» **EXERCISE GOAL**
Output all entries below exactly as they are given.
▬▬▬▬▬▬▬▬▬▬
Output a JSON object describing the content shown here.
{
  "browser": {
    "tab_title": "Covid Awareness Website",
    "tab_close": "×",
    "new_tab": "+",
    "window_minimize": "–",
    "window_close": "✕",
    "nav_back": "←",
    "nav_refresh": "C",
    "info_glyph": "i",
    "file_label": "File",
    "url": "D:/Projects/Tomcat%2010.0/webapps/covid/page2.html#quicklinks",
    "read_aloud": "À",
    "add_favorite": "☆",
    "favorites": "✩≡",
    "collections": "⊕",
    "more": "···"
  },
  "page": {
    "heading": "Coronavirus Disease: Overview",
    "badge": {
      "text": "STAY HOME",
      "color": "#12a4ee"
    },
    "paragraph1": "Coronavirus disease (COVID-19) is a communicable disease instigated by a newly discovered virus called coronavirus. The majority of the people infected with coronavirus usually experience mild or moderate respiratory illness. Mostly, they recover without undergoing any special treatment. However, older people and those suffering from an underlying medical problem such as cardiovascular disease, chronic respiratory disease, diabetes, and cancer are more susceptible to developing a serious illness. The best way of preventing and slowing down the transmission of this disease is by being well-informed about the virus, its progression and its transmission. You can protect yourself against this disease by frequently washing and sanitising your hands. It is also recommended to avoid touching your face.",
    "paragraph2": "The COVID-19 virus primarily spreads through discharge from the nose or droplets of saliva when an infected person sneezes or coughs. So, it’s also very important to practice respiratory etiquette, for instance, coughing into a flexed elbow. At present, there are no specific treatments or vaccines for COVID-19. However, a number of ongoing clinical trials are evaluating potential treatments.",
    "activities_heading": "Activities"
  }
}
▬▬▬▬▬▬▬▬▬▬
» **ANSWER BOX**
Output a JSON object describing the content shown here.
{
  "browser": {
    "tab_title": "Covid Awareness Website",
    "tab_close": "×",
    "new_tab": "+",
    "window_minimize": "–",
    "window_close": "✕",
    "nav_back": "←",
    "nav_refresh": "C",
    "info_glyph": "i",
    "file_label": "File",
    "url": "D:/Projects/Tomcat%2010.0/webapps/covid/page2.html#quicklinks",
    "read_aloud": "À",
    "add_favorite": "☆",
    "favorites": "✩≡",
    "collections": "⊕",
    "more": "···"
  },
  "page": {
    "heading": "Coronavirus Disease: Overview",
    "badge": {
      "text": "STAY HOME",
      "color": "#12a4ee"
    },
    "paragraph1": "Coronavirus disease (COVID-19) is a communicable disease instigated by a newly discovered virus called coronavirus. The majority of the people infected with coronavirus usually experience mild or moderate respiratory illness. Mostly, they recover without undergoing any special treatment. However, older people and those suffering from an underlying medical problem such as cardiovascular disease, chronic respiratory disease, diabetes, and cancer are more susceptible to developing a serious illness. The best way of preventing and slowing down the transmission of this disease is by being well-informed about the virus, its progression and its transmission. You can protect yourself against this disease by frequently washing and sanitising your hands. It is also recommended to avoid touching your face.",
    "paragraph2": "The COVID-19 virus primarily spreads through discharge from the nose or droplets of saliva when an infected person sneezes or coughs. So, it’s also very important to practice respiratory etiquette, for instance, coughing into a flexed elbow. At present, there are no specific treatments or vaccines for COVID-19. However, a number of ongoing clinical trials are evaluating potential treatments.",
    "activities_heading": "Activities"
  }
}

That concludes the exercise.